## The input
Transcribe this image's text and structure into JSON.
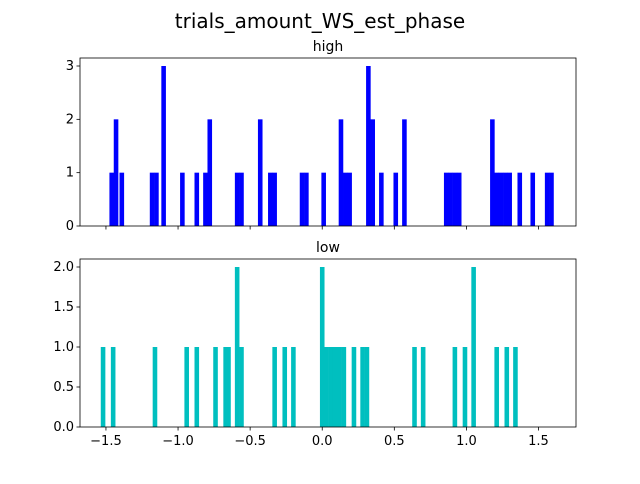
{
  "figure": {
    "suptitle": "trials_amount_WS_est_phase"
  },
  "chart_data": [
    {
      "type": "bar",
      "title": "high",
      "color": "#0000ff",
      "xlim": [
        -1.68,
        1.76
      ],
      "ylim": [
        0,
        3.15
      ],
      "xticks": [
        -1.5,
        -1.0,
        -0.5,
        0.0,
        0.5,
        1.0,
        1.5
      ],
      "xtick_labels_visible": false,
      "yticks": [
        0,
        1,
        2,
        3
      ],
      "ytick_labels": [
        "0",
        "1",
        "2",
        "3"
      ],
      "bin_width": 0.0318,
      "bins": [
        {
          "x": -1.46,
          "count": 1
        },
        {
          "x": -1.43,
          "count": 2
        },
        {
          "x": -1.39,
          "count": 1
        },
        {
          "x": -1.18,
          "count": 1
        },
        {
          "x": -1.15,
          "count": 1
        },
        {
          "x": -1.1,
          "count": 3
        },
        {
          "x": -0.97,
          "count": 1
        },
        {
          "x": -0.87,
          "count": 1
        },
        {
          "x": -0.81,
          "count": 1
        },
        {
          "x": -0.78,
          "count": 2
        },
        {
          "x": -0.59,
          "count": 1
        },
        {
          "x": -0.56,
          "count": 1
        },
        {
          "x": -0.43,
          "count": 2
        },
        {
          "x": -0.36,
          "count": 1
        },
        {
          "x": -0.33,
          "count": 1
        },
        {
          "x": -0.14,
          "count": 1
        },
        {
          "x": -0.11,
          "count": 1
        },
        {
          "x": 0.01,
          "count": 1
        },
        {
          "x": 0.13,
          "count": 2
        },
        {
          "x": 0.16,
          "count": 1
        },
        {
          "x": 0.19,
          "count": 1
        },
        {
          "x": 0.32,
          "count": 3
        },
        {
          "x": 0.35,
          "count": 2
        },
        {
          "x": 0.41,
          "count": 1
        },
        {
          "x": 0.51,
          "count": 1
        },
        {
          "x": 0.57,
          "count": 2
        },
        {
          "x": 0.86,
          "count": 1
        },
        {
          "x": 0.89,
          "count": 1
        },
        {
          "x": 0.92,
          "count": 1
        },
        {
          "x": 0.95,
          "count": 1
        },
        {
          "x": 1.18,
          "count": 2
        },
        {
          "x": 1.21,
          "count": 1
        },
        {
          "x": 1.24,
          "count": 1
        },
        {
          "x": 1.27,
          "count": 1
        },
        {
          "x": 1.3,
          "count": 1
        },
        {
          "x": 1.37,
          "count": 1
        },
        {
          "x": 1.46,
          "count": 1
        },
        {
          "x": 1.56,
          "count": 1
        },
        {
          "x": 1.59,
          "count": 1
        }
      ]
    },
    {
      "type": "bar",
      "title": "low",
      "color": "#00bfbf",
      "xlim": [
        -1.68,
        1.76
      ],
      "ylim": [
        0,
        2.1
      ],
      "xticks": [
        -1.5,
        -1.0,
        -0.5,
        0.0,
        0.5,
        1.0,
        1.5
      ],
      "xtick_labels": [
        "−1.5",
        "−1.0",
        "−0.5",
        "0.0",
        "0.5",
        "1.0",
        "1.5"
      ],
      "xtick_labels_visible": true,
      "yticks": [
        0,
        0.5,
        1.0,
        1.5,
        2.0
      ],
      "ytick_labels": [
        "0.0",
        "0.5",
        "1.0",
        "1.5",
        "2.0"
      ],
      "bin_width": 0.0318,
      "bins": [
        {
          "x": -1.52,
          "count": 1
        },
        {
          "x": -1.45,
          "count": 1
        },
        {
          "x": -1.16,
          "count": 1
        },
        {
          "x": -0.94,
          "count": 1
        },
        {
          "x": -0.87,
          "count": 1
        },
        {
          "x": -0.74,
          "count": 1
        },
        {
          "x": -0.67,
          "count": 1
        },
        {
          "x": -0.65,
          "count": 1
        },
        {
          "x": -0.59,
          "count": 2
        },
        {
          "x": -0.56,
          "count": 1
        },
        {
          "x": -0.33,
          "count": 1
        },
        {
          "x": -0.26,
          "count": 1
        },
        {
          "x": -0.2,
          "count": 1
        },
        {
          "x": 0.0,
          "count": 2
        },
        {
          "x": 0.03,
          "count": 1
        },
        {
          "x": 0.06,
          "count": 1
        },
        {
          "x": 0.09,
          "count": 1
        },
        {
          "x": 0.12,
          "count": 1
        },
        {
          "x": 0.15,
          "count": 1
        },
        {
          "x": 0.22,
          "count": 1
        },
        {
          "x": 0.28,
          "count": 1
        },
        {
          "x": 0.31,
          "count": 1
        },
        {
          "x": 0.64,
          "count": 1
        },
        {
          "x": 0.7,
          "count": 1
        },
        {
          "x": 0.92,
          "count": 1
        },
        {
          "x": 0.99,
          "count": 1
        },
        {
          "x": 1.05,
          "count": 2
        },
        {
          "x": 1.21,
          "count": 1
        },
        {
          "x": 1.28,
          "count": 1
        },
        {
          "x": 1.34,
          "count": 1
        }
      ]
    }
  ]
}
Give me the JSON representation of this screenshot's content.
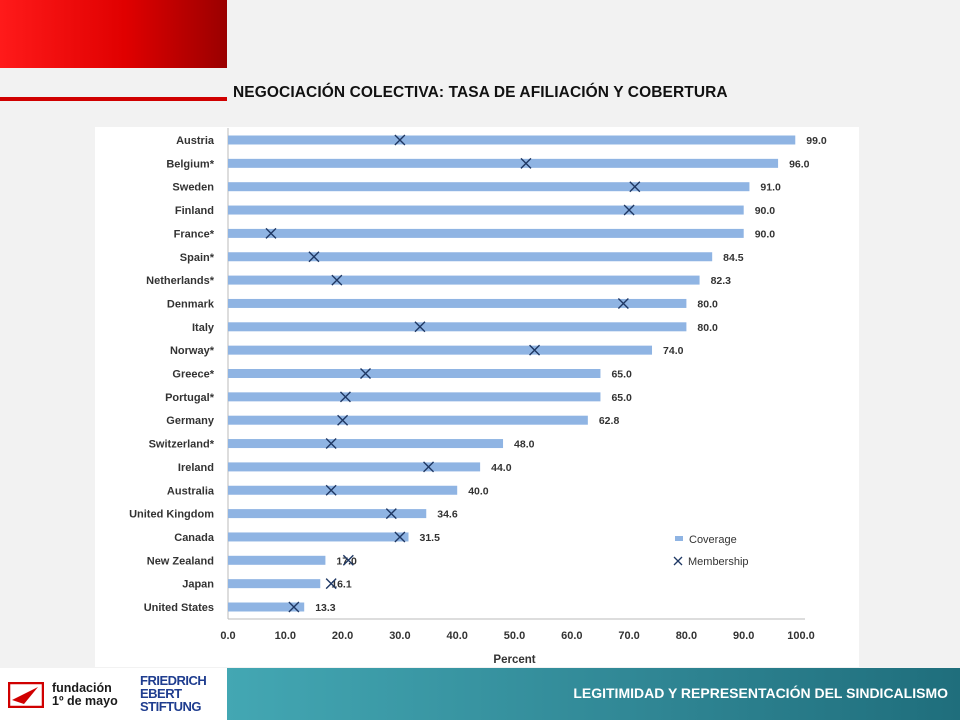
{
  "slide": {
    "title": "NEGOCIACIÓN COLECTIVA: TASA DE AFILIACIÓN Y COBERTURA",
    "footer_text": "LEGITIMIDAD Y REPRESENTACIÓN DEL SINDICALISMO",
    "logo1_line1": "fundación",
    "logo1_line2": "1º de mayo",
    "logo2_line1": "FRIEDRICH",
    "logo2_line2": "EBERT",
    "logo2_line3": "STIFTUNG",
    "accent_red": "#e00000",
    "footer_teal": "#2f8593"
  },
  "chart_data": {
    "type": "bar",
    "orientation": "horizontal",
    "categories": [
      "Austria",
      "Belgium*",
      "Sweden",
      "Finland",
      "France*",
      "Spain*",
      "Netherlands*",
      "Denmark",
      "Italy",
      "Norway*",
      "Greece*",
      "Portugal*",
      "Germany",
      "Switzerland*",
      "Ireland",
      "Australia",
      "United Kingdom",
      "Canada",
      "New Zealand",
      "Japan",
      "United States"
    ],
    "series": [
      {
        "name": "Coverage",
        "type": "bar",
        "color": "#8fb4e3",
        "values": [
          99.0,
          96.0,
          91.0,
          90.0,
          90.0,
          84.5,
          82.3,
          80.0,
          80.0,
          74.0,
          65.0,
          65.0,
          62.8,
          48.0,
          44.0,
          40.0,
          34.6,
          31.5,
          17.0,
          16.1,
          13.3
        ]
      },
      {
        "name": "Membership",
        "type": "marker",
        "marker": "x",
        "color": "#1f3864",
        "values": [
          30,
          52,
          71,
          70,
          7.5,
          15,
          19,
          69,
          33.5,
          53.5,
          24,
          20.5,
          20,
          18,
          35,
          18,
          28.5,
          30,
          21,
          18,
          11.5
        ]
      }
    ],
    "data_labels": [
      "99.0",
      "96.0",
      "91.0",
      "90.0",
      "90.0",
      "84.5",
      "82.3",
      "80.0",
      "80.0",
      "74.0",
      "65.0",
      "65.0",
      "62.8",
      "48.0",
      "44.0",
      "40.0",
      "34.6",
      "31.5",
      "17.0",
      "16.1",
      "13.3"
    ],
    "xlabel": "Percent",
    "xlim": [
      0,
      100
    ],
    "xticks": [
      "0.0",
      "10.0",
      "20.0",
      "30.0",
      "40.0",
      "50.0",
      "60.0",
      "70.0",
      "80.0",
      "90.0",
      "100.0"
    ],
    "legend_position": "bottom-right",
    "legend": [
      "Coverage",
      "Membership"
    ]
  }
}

## Task requirements
Look through the records and count each line that holds "this". Write only the total.

## The completed task
2